▶ _INSTRUCTION_
Which lines in the material below contain the word "chevron"? Copy each of them.

================

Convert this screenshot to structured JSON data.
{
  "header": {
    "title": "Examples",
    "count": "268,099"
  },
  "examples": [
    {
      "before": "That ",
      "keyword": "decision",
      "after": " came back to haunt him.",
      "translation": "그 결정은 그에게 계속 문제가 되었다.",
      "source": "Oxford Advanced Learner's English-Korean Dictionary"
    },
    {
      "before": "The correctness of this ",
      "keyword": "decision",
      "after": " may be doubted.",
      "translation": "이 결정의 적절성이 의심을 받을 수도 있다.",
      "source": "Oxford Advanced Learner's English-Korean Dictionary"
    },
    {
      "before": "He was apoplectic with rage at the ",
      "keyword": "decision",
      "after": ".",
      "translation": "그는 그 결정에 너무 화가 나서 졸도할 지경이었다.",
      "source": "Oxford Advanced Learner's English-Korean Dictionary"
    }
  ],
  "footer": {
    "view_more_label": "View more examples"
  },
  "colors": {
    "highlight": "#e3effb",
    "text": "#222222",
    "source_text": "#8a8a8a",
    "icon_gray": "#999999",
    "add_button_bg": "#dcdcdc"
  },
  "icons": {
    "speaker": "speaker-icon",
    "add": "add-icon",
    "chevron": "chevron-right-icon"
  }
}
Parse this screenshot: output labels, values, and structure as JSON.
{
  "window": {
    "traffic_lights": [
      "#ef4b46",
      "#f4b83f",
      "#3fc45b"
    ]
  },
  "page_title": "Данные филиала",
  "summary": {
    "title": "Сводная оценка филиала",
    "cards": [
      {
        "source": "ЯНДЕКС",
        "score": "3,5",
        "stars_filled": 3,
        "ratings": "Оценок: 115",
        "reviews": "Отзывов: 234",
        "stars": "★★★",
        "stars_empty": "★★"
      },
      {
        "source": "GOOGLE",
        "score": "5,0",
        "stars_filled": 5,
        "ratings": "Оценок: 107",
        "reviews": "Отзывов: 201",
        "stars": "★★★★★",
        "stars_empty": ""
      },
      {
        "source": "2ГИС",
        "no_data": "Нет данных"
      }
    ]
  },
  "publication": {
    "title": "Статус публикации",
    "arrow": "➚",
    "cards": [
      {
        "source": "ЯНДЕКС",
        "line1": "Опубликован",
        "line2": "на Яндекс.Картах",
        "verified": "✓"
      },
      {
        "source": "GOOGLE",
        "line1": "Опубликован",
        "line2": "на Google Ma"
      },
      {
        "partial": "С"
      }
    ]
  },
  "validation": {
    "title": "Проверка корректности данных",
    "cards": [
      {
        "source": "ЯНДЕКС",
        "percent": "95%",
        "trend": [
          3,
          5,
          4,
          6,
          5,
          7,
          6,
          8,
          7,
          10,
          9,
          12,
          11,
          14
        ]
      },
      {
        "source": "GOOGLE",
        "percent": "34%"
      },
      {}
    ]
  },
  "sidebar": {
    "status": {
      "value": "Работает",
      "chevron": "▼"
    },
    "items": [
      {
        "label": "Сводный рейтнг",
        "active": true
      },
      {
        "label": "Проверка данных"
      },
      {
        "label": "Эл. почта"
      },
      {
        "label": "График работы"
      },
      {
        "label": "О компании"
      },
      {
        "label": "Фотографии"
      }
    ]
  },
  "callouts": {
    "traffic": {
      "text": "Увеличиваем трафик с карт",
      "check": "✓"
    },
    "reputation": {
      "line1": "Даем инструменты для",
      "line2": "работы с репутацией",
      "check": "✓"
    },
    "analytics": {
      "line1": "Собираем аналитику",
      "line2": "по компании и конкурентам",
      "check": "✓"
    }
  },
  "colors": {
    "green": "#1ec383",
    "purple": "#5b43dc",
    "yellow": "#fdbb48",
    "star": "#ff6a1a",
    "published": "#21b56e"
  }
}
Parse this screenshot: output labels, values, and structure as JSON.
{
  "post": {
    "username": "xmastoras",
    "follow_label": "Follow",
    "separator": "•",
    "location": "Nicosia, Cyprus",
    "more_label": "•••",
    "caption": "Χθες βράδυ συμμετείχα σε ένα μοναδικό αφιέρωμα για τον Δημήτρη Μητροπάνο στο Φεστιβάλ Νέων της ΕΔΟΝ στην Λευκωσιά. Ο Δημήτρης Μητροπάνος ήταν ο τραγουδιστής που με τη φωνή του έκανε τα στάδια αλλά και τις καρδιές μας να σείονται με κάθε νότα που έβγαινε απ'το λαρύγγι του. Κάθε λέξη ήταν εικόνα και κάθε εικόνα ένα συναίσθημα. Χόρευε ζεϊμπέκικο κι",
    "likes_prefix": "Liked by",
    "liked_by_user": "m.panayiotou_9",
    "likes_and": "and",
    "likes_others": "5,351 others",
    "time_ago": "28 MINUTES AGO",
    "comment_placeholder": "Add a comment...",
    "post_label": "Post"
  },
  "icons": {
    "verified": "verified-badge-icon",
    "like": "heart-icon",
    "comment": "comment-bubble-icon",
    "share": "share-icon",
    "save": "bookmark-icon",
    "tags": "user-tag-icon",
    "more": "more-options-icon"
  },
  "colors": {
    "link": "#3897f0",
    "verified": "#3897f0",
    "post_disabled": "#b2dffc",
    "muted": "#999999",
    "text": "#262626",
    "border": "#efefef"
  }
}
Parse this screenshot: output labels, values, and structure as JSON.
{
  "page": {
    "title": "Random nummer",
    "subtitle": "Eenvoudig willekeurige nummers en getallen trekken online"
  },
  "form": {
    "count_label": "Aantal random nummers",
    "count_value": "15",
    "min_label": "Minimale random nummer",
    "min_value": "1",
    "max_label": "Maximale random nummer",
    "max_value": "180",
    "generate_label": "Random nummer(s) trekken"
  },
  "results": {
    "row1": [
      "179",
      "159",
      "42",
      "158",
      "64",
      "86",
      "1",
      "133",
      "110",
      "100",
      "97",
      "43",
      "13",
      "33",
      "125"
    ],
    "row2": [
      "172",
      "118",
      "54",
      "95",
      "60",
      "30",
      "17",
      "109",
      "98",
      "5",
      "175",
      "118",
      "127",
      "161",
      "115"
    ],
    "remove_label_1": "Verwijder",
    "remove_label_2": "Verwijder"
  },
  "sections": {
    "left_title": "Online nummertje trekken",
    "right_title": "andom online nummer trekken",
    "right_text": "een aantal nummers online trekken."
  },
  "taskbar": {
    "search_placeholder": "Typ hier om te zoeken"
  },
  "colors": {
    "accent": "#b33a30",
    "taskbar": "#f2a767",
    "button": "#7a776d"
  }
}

================

▶ _TASK SOLUTION_
    "chevron": "chevron-right-icon"
      "chevron": "▼"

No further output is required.